Gather the lines below that include the string "title", copying each in full.

DATA PROVIDED:
● ● ● ● ● ● ●
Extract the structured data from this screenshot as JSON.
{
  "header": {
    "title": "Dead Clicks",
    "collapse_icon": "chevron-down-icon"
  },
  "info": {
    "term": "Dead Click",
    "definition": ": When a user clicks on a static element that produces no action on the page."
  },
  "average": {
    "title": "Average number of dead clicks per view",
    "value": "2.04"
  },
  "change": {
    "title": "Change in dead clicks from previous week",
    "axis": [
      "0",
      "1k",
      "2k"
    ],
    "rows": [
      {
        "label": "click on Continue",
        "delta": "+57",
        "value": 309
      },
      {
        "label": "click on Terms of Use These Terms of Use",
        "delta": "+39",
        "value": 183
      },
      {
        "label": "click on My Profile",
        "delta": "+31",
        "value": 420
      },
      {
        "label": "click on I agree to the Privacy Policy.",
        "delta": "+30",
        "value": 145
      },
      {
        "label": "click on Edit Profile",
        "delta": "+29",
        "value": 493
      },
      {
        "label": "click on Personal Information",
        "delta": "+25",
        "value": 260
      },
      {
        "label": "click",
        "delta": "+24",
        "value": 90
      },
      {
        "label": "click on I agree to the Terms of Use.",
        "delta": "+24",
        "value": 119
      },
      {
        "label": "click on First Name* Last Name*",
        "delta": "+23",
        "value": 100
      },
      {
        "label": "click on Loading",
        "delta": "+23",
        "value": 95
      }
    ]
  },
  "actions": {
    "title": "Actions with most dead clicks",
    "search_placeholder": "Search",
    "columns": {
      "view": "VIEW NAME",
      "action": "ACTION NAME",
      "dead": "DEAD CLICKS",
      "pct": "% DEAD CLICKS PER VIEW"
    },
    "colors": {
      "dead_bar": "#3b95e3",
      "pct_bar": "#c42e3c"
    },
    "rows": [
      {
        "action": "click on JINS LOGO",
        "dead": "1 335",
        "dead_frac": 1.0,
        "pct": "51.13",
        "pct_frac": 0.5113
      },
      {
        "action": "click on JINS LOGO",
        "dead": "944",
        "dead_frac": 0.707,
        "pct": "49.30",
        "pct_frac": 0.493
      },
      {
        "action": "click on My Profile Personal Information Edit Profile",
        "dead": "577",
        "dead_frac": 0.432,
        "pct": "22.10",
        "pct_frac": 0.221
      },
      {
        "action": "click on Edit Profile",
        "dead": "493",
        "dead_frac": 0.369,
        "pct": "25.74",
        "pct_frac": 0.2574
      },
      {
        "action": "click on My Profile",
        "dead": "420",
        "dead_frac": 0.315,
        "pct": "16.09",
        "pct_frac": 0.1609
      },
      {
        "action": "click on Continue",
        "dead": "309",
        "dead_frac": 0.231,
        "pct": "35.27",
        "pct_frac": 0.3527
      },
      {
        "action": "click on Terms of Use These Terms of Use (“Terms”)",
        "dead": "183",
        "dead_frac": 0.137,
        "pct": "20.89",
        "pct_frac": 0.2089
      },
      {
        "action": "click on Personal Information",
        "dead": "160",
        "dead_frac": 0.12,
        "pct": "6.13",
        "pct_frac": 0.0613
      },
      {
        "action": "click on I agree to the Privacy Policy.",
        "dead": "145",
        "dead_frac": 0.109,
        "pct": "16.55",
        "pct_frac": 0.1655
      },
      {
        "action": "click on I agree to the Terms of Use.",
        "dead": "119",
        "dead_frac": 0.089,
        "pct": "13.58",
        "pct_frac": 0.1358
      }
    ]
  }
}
● ● ● ● ● ● ●
COMPLETED TASK:
    "title": "Dead Clicks",
    "title": "Average number of dead clicks per view",
    "title": "Change in dead clicks from previous week",
    "title": "Actions with most dead clicks",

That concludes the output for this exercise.